(Chart and figure data)

begin

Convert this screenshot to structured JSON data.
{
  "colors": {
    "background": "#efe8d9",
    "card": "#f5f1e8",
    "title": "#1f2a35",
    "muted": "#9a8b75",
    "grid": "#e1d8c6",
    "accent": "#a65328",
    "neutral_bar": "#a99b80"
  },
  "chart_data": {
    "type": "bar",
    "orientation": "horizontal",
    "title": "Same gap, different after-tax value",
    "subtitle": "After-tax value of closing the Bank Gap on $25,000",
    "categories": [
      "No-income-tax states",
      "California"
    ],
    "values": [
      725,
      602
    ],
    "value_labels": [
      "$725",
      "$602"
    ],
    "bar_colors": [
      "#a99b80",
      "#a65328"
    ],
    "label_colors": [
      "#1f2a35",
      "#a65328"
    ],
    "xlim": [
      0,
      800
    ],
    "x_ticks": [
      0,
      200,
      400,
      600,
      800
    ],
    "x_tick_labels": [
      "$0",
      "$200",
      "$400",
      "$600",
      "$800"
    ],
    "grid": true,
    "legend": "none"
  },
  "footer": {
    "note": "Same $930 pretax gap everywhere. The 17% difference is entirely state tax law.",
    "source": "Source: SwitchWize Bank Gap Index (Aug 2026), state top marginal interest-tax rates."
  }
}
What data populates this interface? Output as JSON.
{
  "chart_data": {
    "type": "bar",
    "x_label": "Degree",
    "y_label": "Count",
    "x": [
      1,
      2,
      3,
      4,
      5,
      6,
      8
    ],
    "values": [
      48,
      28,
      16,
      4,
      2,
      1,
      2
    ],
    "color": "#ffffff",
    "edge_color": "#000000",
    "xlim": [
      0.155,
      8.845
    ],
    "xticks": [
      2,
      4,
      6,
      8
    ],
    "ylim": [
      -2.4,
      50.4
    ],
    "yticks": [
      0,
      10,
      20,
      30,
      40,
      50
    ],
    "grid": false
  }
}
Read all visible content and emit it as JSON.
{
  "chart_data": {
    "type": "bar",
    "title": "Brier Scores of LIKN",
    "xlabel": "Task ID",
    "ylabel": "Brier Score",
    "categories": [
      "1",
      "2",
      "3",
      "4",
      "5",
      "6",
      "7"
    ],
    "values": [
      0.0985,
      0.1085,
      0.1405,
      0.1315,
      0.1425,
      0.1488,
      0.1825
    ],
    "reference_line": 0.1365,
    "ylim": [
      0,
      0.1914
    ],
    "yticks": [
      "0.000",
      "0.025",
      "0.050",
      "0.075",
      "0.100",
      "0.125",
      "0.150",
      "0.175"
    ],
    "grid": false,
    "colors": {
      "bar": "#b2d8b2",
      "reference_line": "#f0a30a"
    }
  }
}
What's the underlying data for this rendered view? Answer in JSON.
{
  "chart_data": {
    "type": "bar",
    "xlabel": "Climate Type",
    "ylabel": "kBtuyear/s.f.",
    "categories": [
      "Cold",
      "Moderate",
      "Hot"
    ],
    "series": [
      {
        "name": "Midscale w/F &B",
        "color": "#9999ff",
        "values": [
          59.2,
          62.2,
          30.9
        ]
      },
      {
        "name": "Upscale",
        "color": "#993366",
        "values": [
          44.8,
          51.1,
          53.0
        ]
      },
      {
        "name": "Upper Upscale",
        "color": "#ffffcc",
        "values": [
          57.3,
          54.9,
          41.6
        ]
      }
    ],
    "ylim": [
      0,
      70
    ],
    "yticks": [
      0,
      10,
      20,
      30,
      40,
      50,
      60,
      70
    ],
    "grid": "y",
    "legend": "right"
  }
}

end

EXERCISE PROMPT
Among the lines of the data, identify those with the word "Brier". Copy each of them.

OUTPUT FOR THIS EXERCISE
    "title": "Brier Scores of LIKN",
    "ylabel": "Brier Score",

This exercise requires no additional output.